>> begin EXERCISE INPUT
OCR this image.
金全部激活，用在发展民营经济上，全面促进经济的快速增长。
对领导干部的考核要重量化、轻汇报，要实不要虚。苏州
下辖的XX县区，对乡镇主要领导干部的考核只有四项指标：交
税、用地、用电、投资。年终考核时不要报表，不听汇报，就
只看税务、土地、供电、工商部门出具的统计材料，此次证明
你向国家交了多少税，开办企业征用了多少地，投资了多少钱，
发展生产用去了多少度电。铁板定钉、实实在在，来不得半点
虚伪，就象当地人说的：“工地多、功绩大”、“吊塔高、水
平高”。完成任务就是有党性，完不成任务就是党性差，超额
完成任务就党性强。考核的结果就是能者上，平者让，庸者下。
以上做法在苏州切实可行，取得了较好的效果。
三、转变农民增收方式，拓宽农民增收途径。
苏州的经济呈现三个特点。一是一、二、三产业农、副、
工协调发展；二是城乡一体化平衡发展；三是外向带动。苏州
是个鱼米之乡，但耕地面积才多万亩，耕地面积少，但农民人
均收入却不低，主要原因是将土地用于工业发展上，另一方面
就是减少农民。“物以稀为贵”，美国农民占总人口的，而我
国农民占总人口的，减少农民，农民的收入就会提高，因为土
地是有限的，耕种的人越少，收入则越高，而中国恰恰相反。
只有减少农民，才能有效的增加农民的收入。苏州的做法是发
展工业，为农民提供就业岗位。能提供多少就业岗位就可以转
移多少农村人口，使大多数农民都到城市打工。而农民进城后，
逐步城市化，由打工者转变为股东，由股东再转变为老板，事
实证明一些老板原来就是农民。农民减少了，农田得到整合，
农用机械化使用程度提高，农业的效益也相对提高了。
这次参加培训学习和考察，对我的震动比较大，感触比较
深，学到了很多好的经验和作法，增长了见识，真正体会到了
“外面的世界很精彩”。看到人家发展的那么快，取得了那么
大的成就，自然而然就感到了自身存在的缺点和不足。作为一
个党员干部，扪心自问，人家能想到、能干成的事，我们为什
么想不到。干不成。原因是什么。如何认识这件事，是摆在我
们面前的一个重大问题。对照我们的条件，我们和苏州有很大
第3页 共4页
>> end EXERCISE INPUT
**TASK OBJECTIVE**. All of the data needs to be reproduced exactly, with no line missing.

**TASK ANSWER**.
OCR this image.
金全部激活，用在发展民营经济上，全面促进经济的快速增长。
对领导干部的考核要重量化、轻汇报，要实不要虚。苏州
下辖的XX县区，对乡镇主要领导干部的考核只有四项指标：交
税、用地、用电、投资。年终考核时不要报表，不听汇报，就
只看税务、土地、供电、工商部门出具的统计材料，此次证明
你向国家交了多少税，开办企业征用了多少地，投资了多少钱，
发展生产用去了多少度电。铁板定钉、实实在在，来不得半点
虚伪，就象当地人说的：“工地多、功绩大”、“吊塔高、水
平高”。完成任务就是有党性，完不成任务就是党性差，超额
完成任务就党性强。考核的结果就是能者上，平者让，庸者下。
以上做法在苏州切实可行，取得了较好的效果。
三、转变农民增收方式，拓宽农民增收途径。
苏州的经济呈现三个特点。一是一、二、三产业农、副、
工协调发展；二是城乡一体化平衡发展；三是外向带动。苏州
是个鱼米之乡，但耕地面积才多万亩，耕地面积少，但农民人
均收入却不低，主要原因是将土地用于工业发展上，另一方面
就是减少农民。“物以稀为贵”，美国农民占总人口的，而我
国农民占总人口的，减少农民，农民的收入就会提高，因为土
地是有限的，耕种的人越少，收入则越高，而中国恰恰相反。
只有减少农民，才能有效的增加农民的收入。苏州的做法是发
展工业，为农民提供就业岗位。能提供多少就业岗位就可以转
移多少农村人口，使大多数农民都到城市打工。而农民进城后，
逐步城市化，由打工者转变为股东，由股东再转变为老板，事
实证明一些老板原来就是农民。农民减少了，农田得到整合，
农用机械化使用程度提高，农业的效益也相对提高了。
这次参加培训学习和考察，对我的震动比较大，感触比较
深，学到了很多好的经验和作法，增长了见识，真正体会到了
“外面的世界很精彩”。看到人家发展的那么快，取得了那么
大的成就，自然而然就感到了自身存在的缺点和不足。作为一
个党员干部，扪心自问，人家能想到、能干成的事，我们为什
么想不到。干不成。原因是什么。如何认识这件事，是摆在我
们面前的一个重大问题。对照我们的条件，我们和苏州有很大
第3页 共4页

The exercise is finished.